Keep only the lines where "JSON" appears.

** START TASK INPUT **

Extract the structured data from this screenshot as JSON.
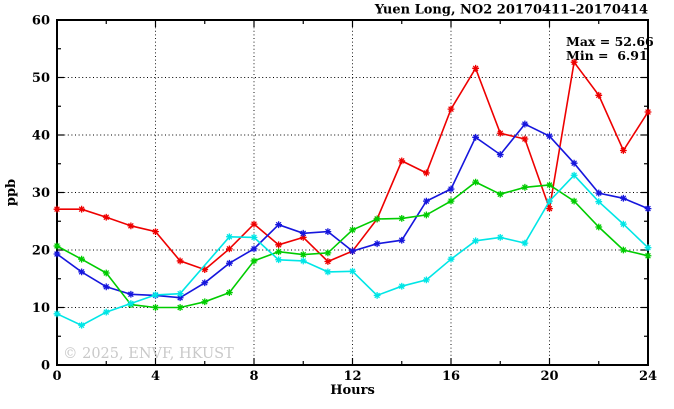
{
  "window": {
    "background": "#ffffff"
  },
  "chart_data": {
    "type": "line",
    "title": "Yuen Long, NO2 20170411–20170414",
    "xlabel": "Hours",
    "ylabel": "ppb",
    "xlim": [
      0,
      24
    ],
    "ylim": [
      0,
      60
    ],
    "x_major_ticks": [
      0,
      4,
      8,
      12,
      16,
      20,
      24
    ],
    "x_minor_step": 2,
    "y_major_ticks": [
      0,
      10,
      20,
      30,
      40,
      50,
      60
    ],
    "y_minor_step": 5,
    "grid": "dotted-black-major",
    "legend_position": "none",
    "x": [
      0,
      1,
      2,
      3,
      4,
      5,
      6,
      7,
      8,
      9,
      10,
      11,
      12,
      13,
      14,
      15,
      16,
      17,
      18,
      19,
      20,
      21,
      22,
      23,
      24
    ],
    "series": [
      {
        "name": "red",
        "color": "#ee0000",
        "values": [
          27.1,
          27.1,
          25.7,
          24.2,
          23.2,
          18.1,
          16.6,
          20.2,
          24.5,
          20.9,
          22.2,
          18.0,
          19.8,
          25.4,
          35.5,
          33.4,
          44.5,
          51.6,
          40.3,
          39.3,
          27.2,
          52.66,
          46.9,
          37.3,
          44.0
        ]
      },
      {
        "name": "blue",
        "color": "#1616dd",
        "values": [
          19.3,
          16.2,
          13.6,
          12.3,
          12.1,
          11.7,
          14.3,
          17.7,
          20.2,
          24.4,
          22.9,
          23.2,
          19.8,
          21.1,
          21.7,
          28.5,
          30.6,
          39.6,
          36.6,
          41.9,
          39.8,
          35.1,
          29.9,
          29.0,
          27.2
        ]
      },
      {
        "name": "green",
        "color": "#00cc00",
        "values": [
          20.7,
          18.4,
          16.0,
          10.5,
          10.0,
          10.0,
          11.0,
          12.6,
          18.1,
          19.7,
          19.2,
          19.5,
          23.5,
          25.4,
          25.5,
          26.1,
          28.5,
          31.8,
          29.7,
          30.9,
          31.3,
          28.5,
          24.0,
          20.0,
          19.0
        ]
      },
      {
        "name": "cyan",
        "color": "#00e6e6",
        "values": [
          8.9,
          6.91,
          9.2,
          10.7,
          12.2,
          12.4,
          null,
          22.3,
          22.2,
          18.3,
          18.1,
          16.2,
          16.3,
          12.1,
          13.7,
          14.8,
          18.4,
          21.6,
          22.2,
          21.2,
          28.5,
          33.0,
          28.4,
          24.5,
          20.4
        ]
      }
    ],
    "annotations": {
      "max": 52.66,
      "min": 6.91,
      "max_label": "Max = 52.66",
      "min_label": "Min =  6.91"
    },
    "watermark": "© 2025, ENVF, HKUST"
  }
}
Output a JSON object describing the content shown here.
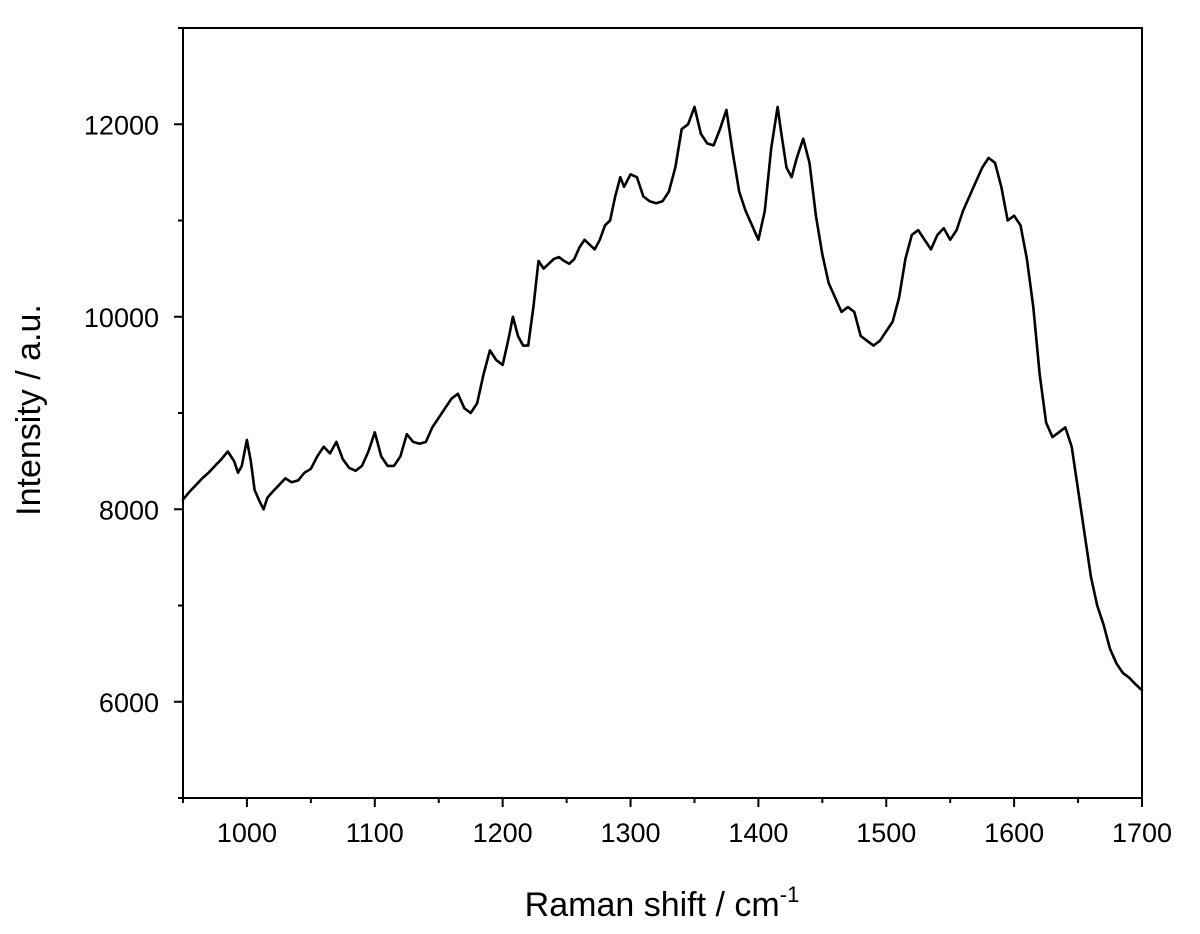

** END TASK INPUT **

THE COMPLETED TASK
Extract the structured data from this screenshot as JSON.
Output a JSON object describing the content shown here.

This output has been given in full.